_Figure record extracts_

━━━━━━━━━━━━━━━━

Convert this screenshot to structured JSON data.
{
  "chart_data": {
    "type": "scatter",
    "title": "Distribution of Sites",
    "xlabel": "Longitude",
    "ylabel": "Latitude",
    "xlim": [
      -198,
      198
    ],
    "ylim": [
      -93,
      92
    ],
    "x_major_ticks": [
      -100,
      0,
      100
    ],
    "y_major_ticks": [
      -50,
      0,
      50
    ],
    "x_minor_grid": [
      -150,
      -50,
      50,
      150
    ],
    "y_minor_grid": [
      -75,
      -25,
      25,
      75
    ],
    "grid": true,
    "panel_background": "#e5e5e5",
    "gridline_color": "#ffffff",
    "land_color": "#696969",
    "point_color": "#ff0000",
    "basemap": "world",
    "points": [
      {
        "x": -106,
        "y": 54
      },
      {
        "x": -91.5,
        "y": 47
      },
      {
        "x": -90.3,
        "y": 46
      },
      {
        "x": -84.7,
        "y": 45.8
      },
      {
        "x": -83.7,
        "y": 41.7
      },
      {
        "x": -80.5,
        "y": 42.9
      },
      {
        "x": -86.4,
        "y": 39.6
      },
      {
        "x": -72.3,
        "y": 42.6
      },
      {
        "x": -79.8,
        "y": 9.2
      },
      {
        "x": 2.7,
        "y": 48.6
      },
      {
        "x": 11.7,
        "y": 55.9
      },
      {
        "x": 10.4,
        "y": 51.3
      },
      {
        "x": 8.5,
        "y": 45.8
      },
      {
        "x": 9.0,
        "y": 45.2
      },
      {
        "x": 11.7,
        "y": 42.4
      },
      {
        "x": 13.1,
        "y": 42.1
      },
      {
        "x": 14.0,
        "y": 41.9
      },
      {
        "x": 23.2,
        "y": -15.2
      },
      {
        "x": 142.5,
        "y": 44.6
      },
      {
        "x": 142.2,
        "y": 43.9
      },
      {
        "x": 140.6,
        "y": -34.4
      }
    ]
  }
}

━━━━━━━━━━━━━━━━

_Problem to work on_
Take the lines above and retype all of them exactly.

_Output below_
Convert this screenshot to structured JSON data.
{
  "chart_data": {
    "type": "scatter",
    "title": "Distribution of Sites",
    "xlabel": "Longitude",
    "ylabel": "Latitude",
    "xlim": [
      -198,
      198
    ],
    "ylim": [
      -93,
      92
    ],
    "x_major_ticks": [
      -100,
      0,
      100
    ],
    "y_major_ticks": [
      -50,
      0,
      50
    ],
    "x_minor_grid": [
      -150,
      -50,
      50,
      150
    ],
    "y_minor_grid": [
      -75,
      -25,
      25,
      75
    ],
    "grid": true,
    "panel_background": "#e5e5e5",
    "gridline_color": "#ffffff",
    "land_color": "#696969",
    "point_color": "#ff0000",
    "basemap": "world",
    "points": [
      {
        "x": -106,
        "y": 54
      },
      {
        "x": -91.5,
        "y": 47
      },
      {
        "x": -90.3,
        "y": 46
      },
      {
        "x": -84.7,
        "y": 45.8
      },
      {
        "x": -83.7,
        "y": 41.7
      },
      {
        "x": -80.5,
        "y": 42.9
      },
      {
        "x": -86.4,
        "y": 39.6
      },
      {
        "x": -72.3,
        "y": 42.6
      },
      {
        "x": -79.8,
        "y": 9.2
      },
      {
        "x": 2.7,
        "y": 48.6
      },
      {
        "x": 11.7,
        "y": 55.9
      },
      {
        "x": 10.4,
        "y": 51.3
      },
      {
        "x": 8.5,
        "y": 45.8
      },
      {
        "x": 9.0,
        "y": 45.2
      },
      {
        "x": 11.7,
        "y": 42.4
      },
      {
        "x": 13.1,
        "y": 42.1
      },
      {
        "x": 14.0,
        "y": 41.9
      },
      {
        "x": 23.2,
        "y": -15.2
      },
      {
        "x": 142.5,
        "y": 44.6
      },
      {
        "x": 142.2,
        "y": 43.9
      },
      {
        "x": 140.6,
        "y": -34.4
      }
    ]
  }
}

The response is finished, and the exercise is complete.